Check each line of the records below and collect those holding "then".

— BEGIN —

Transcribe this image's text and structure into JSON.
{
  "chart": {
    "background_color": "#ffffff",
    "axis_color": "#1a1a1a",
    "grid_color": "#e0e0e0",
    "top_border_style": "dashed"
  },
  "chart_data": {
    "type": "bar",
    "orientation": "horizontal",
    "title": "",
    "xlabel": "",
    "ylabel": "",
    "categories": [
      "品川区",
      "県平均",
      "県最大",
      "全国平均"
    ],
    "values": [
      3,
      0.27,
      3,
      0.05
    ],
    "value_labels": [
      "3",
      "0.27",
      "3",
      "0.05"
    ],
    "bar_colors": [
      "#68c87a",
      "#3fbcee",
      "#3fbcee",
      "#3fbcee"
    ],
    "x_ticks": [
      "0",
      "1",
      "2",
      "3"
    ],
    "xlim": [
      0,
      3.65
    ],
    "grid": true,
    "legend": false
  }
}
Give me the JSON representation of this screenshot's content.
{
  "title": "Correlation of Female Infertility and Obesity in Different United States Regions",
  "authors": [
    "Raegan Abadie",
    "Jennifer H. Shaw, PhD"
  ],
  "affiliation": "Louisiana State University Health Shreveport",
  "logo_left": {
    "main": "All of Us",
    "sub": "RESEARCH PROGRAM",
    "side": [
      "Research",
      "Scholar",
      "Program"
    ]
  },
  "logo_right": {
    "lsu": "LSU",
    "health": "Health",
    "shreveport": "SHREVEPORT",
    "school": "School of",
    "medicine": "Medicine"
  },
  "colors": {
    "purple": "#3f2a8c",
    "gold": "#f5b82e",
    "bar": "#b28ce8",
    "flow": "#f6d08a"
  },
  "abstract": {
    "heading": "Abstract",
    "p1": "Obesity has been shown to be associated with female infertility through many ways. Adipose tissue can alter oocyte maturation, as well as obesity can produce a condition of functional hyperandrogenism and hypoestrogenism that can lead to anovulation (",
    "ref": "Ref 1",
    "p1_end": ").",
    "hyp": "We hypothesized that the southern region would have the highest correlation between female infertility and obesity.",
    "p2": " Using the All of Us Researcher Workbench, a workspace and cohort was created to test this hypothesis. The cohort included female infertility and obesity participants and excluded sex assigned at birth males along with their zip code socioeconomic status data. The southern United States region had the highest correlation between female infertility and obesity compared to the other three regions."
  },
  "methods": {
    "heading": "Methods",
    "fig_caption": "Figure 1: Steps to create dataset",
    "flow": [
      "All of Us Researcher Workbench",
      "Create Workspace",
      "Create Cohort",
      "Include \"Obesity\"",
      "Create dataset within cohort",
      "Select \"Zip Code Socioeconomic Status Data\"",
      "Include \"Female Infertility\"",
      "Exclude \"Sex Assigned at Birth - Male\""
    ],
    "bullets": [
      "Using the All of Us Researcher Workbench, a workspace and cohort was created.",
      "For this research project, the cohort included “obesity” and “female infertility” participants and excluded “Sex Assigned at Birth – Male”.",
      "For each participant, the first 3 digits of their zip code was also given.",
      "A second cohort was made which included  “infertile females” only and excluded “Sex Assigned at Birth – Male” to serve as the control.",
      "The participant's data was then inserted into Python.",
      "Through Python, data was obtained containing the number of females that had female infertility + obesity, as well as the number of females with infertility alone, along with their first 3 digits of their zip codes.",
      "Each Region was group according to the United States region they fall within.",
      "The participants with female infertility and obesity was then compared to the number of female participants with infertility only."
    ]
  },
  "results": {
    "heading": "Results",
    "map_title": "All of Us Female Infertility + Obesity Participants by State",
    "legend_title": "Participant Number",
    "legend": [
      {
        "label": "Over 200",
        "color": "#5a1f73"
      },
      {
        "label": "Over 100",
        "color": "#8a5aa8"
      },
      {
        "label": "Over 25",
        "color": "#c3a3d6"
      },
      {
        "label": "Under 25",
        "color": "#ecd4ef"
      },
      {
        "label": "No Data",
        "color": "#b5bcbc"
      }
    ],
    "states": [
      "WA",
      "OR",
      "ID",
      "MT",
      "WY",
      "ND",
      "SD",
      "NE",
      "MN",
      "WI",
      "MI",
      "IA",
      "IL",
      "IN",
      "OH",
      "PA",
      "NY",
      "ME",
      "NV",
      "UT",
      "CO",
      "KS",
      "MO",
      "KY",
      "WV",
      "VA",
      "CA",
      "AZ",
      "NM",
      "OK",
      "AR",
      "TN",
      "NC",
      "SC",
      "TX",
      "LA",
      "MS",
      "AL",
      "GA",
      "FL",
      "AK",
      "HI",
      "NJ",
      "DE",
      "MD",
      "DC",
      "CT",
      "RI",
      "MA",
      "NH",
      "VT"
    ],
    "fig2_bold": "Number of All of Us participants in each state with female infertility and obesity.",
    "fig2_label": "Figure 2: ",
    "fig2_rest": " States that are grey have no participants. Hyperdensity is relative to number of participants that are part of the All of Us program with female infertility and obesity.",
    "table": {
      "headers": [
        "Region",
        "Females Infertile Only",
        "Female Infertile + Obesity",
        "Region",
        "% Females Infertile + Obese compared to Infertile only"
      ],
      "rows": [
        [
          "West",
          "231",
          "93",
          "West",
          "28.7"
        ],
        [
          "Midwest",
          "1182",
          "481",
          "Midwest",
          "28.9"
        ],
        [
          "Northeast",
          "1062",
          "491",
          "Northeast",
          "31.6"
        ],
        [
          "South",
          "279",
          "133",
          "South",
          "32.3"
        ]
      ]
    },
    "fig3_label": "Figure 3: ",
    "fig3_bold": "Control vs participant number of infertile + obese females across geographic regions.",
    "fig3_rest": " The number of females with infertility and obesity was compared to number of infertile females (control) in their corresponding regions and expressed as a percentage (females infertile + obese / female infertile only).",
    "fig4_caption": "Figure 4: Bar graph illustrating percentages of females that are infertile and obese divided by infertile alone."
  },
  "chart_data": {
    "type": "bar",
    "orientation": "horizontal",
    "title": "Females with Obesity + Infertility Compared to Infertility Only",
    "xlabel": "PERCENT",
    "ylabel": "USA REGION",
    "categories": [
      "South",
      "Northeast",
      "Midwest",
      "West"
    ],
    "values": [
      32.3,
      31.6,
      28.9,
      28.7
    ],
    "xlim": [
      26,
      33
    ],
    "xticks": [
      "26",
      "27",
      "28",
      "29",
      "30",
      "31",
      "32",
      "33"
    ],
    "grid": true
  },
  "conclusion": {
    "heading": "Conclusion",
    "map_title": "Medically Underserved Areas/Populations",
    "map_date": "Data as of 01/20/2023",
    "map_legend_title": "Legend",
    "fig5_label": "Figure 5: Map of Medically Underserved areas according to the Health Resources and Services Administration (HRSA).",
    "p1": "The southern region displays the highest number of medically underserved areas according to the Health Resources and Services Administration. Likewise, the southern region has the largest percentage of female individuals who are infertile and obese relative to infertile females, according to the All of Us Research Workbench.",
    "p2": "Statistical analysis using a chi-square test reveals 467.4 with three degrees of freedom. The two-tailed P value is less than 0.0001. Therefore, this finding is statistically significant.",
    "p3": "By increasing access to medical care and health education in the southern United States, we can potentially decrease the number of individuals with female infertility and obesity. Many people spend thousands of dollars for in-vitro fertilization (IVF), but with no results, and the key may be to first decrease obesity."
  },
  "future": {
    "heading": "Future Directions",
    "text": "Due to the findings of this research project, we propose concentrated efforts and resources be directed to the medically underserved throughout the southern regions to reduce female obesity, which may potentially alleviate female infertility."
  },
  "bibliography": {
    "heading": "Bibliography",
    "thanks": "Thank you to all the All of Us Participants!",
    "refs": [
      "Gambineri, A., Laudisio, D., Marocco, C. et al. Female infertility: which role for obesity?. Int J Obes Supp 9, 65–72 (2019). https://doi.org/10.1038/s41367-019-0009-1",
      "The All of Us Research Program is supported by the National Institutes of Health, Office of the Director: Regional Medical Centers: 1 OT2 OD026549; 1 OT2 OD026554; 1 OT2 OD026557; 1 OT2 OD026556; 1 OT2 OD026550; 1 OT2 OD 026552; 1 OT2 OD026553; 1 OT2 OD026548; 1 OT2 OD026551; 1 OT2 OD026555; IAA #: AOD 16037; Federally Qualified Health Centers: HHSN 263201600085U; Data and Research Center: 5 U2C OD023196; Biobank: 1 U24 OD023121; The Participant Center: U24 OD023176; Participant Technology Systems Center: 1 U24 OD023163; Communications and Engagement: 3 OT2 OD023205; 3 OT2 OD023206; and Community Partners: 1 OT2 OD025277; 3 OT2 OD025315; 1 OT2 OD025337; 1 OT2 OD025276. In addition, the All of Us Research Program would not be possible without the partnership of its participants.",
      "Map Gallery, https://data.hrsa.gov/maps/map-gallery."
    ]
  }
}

— END —

▸ REPLY TO THE EXERCISE
      "The participant's data was then inserted into Python.",
      "The participants with female infertility and obesity was then compared to the number of female participants with infertility only."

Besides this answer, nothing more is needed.